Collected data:
──────────────────────────────
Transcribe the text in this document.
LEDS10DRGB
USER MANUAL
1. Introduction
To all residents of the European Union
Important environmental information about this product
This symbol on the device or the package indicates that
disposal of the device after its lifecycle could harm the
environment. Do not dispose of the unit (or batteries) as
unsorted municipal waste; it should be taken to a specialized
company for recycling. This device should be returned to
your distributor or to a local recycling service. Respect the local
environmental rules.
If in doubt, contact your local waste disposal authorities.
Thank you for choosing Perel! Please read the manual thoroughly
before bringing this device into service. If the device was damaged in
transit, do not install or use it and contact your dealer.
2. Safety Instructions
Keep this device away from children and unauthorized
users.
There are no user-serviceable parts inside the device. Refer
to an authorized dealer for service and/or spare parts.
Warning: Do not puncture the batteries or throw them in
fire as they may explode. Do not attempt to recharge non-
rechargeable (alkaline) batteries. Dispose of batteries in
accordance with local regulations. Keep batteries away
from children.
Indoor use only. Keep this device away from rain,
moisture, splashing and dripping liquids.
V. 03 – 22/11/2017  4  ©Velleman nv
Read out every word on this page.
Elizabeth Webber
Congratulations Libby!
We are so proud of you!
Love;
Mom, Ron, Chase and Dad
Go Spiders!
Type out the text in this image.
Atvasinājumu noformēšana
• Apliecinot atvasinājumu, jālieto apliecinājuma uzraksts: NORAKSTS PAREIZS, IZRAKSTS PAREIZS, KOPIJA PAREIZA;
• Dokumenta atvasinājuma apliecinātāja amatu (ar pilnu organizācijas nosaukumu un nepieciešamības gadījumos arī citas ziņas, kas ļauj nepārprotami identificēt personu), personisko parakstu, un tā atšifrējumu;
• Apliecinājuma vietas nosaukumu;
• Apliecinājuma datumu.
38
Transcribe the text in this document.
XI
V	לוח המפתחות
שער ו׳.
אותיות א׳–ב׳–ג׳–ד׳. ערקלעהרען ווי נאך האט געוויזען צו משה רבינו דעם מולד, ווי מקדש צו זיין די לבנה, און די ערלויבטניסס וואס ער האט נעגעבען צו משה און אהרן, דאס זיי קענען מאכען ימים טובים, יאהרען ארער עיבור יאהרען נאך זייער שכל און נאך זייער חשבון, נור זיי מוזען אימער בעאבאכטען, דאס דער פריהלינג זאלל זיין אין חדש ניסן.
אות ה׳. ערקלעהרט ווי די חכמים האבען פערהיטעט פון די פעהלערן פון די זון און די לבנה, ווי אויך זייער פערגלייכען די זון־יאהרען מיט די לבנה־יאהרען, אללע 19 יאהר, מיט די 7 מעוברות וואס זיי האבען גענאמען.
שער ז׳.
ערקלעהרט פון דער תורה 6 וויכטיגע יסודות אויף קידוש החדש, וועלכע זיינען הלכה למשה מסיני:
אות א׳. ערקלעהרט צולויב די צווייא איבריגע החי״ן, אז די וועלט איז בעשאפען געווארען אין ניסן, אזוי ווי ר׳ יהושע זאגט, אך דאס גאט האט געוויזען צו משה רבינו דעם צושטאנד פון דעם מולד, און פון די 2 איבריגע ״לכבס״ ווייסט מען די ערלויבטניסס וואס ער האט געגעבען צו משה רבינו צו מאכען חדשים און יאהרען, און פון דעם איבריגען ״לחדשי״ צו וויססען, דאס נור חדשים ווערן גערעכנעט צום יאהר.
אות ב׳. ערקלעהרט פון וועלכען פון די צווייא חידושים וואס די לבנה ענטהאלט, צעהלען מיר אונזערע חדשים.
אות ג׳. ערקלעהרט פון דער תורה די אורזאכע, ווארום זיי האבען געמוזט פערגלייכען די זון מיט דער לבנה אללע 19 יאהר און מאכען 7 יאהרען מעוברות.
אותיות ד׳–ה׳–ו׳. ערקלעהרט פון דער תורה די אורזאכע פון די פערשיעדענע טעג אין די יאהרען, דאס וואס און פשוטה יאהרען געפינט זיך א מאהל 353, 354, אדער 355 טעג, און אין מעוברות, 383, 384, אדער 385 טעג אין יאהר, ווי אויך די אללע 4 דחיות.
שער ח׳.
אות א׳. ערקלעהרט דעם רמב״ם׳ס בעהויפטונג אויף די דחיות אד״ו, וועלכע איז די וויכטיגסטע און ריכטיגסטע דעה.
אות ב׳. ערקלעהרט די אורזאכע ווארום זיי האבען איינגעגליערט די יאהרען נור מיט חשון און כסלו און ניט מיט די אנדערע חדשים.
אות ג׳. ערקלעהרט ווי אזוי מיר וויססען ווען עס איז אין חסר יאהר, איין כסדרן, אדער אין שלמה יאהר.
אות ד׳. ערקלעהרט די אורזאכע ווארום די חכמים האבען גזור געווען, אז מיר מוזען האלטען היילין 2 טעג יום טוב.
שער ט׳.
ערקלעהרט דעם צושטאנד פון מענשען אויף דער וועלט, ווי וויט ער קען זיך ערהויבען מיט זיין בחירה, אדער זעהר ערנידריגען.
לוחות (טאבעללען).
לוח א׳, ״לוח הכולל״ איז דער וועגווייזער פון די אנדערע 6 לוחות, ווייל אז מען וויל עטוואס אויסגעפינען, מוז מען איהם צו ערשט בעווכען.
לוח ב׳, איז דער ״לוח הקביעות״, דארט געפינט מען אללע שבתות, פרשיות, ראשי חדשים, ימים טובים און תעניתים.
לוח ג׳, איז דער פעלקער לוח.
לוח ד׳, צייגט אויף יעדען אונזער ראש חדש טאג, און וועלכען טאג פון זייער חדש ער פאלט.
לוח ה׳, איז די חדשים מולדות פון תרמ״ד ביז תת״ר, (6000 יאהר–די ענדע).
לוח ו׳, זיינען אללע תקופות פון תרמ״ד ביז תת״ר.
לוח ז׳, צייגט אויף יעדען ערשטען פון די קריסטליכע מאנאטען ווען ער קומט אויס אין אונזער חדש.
──────────────────────────────
▶ Task directions: Your answer should be only a number: how many lines of the data above contain the string "contact"?

▶ In response: 2